== Excerpt from a dataset ==
*-*-*

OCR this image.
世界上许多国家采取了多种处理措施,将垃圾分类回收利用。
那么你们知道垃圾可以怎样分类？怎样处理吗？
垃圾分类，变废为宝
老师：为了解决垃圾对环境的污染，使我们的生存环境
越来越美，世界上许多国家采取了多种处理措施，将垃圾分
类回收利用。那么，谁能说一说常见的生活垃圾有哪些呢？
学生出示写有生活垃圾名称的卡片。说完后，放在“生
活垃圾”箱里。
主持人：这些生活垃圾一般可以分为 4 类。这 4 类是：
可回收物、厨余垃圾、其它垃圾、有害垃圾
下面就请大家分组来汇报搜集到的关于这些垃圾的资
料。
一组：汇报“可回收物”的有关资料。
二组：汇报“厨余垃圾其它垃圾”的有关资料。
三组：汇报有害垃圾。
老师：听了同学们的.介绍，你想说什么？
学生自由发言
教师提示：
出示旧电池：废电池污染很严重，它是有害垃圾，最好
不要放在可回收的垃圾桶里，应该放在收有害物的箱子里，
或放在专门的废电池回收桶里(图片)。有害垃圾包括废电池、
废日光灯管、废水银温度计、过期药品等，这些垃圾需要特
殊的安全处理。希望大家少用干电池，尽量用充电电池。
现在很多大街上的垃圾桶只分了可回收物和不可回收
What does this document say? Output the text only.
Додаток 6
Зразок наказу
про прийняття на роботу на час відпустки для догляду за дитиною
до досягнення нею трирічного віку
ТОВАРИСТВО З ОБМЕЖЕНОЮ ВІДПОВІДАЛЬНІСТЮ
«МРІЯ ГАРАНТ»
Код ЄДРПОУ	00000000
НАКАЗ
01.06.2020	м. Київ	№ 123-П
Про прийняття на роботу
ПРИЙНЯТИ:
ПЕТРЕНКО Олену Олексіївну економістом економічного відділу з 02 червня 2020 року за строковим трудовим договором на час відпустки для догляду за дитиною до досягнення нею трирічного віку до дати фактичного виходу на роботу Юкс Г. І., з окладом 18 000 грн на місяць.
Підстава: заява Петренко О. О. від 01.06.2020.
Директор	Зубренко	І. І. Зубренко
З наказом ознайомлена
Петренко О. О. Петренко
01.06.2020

*-*-*

== PROBLEM TO SOLVE ==
Look above for the line containing "What does this", then transcribe it and all lines after it through the last, exactly and with nothing else.

== FULL OUTPUT ==
What does this document say? Output the text only.
Додаток 6
Зразок наказу
про прийняття на роботу на час відпустки для догляду за дитиною
до досягнення нею трирічного віку
ТОВАРИСТВО З ОБМЕЖЕНОЮ ВІДПОВІДАЛЬНІСТЮ
«МРІЯ ГАРАНТ»
Код ЄДРПОУ	00000000
НАКАЗ
01.06.2020	м. Київ	№ 123-П
Про прийняття на роботу
ПРИЙНЯТИ:
ПЕТРЕНКО Олену Олексіївну економістом економічного відділу з 02 червня 2020 року за строковим трудовим договором на час відпустки для догляду за дитиною до досягнення нею трирічного віку до дати фактичного виходу на роботу Юкс Г. І., з окладом 18 000 грн на місяць.
Підстава: заява Петренко О. О. від 01.06.2020.
Директор	Зубренко	І. І. Зубренко
З наказом ознайомлена
Петренко О. О. Петренко
01.06.2020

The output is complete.